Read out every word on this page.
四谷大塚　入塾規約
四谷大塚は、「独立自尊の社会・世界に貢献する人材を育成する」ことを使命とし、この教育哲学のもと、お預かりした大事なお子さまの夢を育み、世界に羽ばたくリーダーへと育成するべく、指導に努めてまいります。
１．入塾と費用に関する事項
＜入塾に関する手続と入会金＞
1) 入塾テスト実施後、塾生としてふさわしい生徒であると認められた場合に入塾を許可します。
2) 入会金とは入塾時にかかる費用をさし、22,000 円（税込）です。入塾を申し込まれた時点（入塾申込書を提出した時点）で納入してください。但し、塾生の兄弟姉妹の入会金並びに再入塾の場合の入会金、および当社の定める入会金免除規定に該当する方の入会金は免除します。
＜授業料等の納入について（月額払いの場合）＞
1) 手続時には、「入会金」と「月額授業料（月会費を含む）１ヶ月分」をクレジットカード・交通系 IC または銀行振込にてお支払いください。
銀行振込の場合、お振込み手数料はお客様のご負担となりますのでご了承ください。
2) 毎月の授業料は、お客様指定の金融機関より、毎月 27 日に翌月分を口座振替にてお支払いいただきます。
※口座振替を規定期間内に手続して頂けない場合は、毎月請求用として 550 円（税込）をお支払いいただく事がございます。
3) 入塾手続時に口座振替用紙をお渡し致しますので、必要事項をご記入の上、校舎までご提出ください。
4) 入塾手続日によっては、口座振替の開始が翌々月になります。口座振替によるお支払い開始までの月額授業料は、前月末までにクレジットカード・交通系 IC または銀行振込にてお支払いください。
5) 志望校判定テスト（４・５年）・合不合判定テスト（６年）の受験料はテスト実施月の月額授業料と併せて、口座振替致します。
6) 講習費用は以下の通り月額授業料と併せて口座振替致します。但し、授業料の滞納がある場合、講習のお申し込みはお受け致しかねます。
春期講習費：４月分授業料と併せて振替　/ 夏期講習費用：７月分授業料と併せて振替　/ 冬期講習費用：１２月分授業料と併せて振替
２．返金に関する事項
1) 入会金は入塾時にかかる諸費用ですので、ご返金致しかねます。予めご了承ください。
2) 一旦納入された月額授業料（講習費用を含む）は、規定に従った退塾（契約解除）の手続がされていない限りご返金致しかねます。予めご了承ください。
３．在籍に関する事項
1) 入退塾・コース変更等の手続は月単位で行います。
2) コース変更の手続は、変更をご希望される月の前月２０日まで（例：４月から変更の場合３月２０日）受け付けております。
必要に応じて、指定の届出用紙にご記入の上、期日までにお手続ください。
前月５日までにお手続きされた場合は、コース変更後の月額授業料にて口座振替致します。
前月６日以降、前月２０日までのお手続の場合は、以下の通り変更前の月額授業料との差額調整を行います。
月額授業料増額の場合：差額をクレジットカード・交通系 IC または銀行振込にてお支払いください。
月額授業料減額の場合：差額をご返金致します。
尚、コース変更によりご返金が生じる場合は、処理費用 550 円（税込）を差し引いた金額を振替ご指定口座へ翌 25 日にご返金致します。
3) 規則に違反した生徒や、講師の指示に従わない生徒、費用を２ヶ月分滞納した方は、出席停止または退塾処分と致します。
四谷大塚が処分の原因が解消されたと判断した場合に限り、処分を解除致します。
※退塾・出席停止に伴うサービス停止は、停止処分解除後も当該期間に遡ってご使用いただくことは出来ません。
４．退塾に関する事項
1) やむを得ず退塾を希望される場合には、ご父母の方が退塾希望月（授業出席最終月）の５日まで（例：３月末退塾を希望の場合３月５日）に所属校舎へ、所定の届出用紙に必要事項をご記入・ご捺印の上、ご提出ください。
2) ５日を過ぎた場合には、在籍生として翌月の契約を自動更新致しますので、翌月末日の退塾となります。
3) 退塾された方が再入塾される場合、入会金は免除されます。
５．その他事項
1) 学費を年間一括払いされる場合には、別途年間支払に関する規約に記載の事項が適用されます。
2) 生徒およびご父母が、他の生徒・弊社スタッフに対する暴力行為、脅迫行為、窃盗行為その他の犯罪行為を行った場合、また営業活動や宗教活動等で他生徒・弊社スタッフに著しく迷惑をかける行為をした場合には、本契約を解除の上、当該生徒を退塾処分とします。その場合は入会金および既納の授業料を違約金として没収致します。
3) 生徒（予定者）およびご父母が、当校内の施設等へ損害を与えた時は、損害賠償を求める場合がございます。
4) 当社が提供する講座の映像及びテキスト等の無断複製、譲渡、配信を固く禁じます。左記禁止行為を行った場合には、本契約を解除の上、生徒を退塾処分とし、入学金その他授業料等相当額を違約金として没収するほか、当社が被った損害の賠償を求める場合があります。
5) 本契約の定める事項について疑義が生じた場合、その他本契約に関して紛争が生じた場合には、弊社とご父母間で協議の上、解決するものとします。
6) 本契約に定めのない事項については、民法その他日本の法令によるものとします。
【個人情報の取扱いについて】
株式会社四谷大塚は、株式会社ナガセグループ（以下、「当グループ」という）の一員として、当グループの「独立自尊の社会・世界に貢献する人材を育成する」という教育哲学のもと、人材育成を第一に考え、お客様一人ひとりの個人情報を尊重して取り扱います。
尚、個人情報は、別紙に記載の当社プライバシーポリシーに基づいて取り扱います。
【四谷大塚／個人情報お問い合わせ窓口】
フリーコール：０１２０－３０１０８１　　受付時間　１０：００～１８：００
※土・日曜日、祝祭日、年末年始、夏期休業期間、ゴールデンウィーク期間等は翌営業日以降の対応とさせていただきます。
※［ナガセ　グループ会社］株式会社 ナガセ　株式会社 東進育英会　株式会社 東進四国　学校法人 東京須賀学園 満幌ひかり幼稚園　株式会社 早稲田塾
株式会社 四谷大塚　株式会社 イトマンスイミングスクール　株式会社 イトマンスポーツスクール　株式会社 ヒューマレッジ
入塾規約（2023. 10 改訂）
----
» **Task to complete**:
Reproduce the material above without altering a single character.

» **Completed exercise**:
Read out every word on this page.
四谷大塚　入塾規約
四谷大塚は、「独立自尊の社会・世界に貢献する人材を育成する」ことを使命とし、この教育哲学のもと、お預かりした大事なお子さまの夢を育み、世界に羽ばたくリーダーへと育成するべく、指導に努めてまいります。
１．入塾と費用に関する事項
＜入塾に関する手続と入会金＞
1) 入塾テスト実施後、塾生としてふさわしい生徒であると認められた場合に入塾を許可します。
2) 入会金とは入塾時にかかる費用をさし、22,000 円（税込）です。入塾を申し込まれた時点（入塾申込書を提出した時点）で納入してください。但し、塾生の兄弟姉妹の入会金並びに再入塾の場合の入会金、および当社の定める入会金免除規定に該当する方の入会金は免除します。
＜授業料等の納入について（月額払いの場合）＞
1) 手続時には、「入会金」と「月額授業料（月会費を含む）１ヶ月分」をクレジットカード・交通系 IC または銀行振込にてお支払いください。
銀行振込の場合、お振込み手数料はお客様のご負担となりますのでご了承ください。
2) 毎月の授業料は、お客様指定の金融機関より、毎月 27 日に翌月分を口座振替にてお支払いいただきます。
※口座振替を規定期間内に手続して頂けない場合は、毎月請求用として 550 円（税込）をお支払いいただく事がございます。
3) 入塾手続時に口座振替用紙をお渡し致しますので、必要事項をご記入の上、校舎までご提出ください。
4) 入塾手続日によっては、口座振替の開始が翌々月になります。口座振替によるお支払い開始までの月額授業料は、前月末までにクレジットカード・交通系 IC または銀行振込にてお支払いください。
5) 志望校判定テスト（４・５年）・合不合判定テスト（６年）の受験料はテスト実施月の月額授業料と併せて、口座振替致します。
6) 講習費用は以下の通り月額授業料と併せて口座振替致します。但し、授業料の滞納がある場合、講習のお申し込みはお受け致しかねます。
春期講習費：４月分授業料と併せて振替　/ 夏期講習費用：７月分授業料と併せて振替　/ 冬期講習費用：１２月分授業料と併せて振替
２．返金に関する事項
1) 入会金は入塾時にかかる諸費用ですので、ご返金致しかねます。予めご了承ください。
2) 一旦納入された月額授業料（講習費用を含む）は、規定に従った退塾（契約解除）の手続がされていない限りご返金致しかねます。予めご了承ください。
３．在籍に関する事項
1) 入退塾・コース変更等の手続は月単位で行います。
2) コース変更の手続は、変更をご希望される月の前月２０日まで（例：４月から変更の場合３月２０日）受け付けております。
必要に応じて、指定の届出用紙にご記入の上、期日までにお手続ください。
前月５日までにお手続きされた場合は、コース変更後の月額授業料にて口座振替致します。
前月６日以降、前月２０日までのお手続の場合は、以下の通り変更前の月額授業料との差額調整を行います。
月額授業料増額の場合：差額をクレジットカード・交通系 IC または銀行振込にてお支払いください。
月額授業料減額の場合：差額をご返金致します。
尚、コース変更によりご返金が生じる場合は、処理費用 550 円（税込）を差し引いた金額を振替ご指定口座へ翌 25 日にご返金致します。
3) 規則に違反した生徒や、講師の指示に従わない生徒、費用を２ヶ月分滞納した方は、出席停止または退塾処分と致します。
四谷大塚が処分の原因が解消されたと判断した場合に限り、処分を解除致します。
※退塾・出席停止に伴うサービス停止は、停止処分解除後も当該期間に遡ってご使用いただくことは出来ません。
４．退塾に関する事項
1) やむを得ず退塾を希望される場合には、ご父母の方が退塾希望月（授業出席最終月）の５日まで（例：３月末退塾を希望の場合３月５日）に所属校舎へ、所定の届出用紙に必要事項をご記入・ご捺印の上、ご提出ください。
2) ５日を過ぎた場合には、在籍生として翌月の契約を自動更新致しますので、翌月末日の退塾となります。
3) 退塾された方が再入塾される場合、入会金は免除されます。
５．その他事項
1) 学費を年間一括払いされる場合には、別途年間支払に関する規約に記載の事項が適用されます。
2) 生徒およびご父母が、他の生徒・弊社スタッフに対する暴力行為、脅迫行為、窃盗行為その他の犯罪行為を行った場合、また営業活動や宗教活動等で他生徒・弊社スタッフに著しく迷惑をかける行為をした場合には、本契約を解除の上、当該生徒を退塾処分とします。その場合は入会金および既納の授業料を違約金として没収致します。
3) 生徒（予定者）およびご父母が、当校内の施設等へ損害を与えた時は、損害賠償を求める場合がございます。
4) 当社が提供する講座の映像及びテキスト等の無断複製、譲渡、配信を固く禁じます。左記禁止行為を行った場合には、本契約を解除の上、生徒を退塾処分とし、入学金その他授業料等相当額を違約金として没収するほか、当社が被った損害の賠償を求める場合があります。
5) 本契約の定める事項について疑義が生じた場合、その他本契約に関して紛争が生じた場合には、弊社とご父母間で協議の上、解決するものとします。
6) 本契約に定めのない事項については、民法その他日本の法令によるものとします。
【個人情報の取扱いについて】
株式会社四谷大塚は、株式会社ナガセグループ（以下、「当グループ」という）の一員として、当グループの「独立自尊の社会・世界に貢献する人材を育成する」という教育哲学のもと、人材育成を第一に考え、お客様一人ひとりの個人情報を尊重して取り扱います。
尚、個人情報は、別紙に記載の当社プライバシーポリシーに基づいて取り扱います。
【四谷大塚／個人情報お問い合わせ窓口】
フリーコール：０１２０－３０１０８１　　受付時間　１０：００～１８：００
※土・日曜日、祝祭日、年末年始、夏期休業期間、ゴールデンウィーク期間等は翌営業日以降の対応とさせていただきます。
※［ナガセ　グループ会社］株式会社 ナガセ　株式会社 東進育英会　株式会社 東進四国　学校法人 東京須賀学園 満幌ひかり幼稚園　株式会社 早稲田塾
株式会社 四谷大塚　株式会社 イトマンスイミングスクール　株式会社 イトマンスポーツスクール　株式会社 ヒューマレッジ
入塾規約（2023. 10 改訂）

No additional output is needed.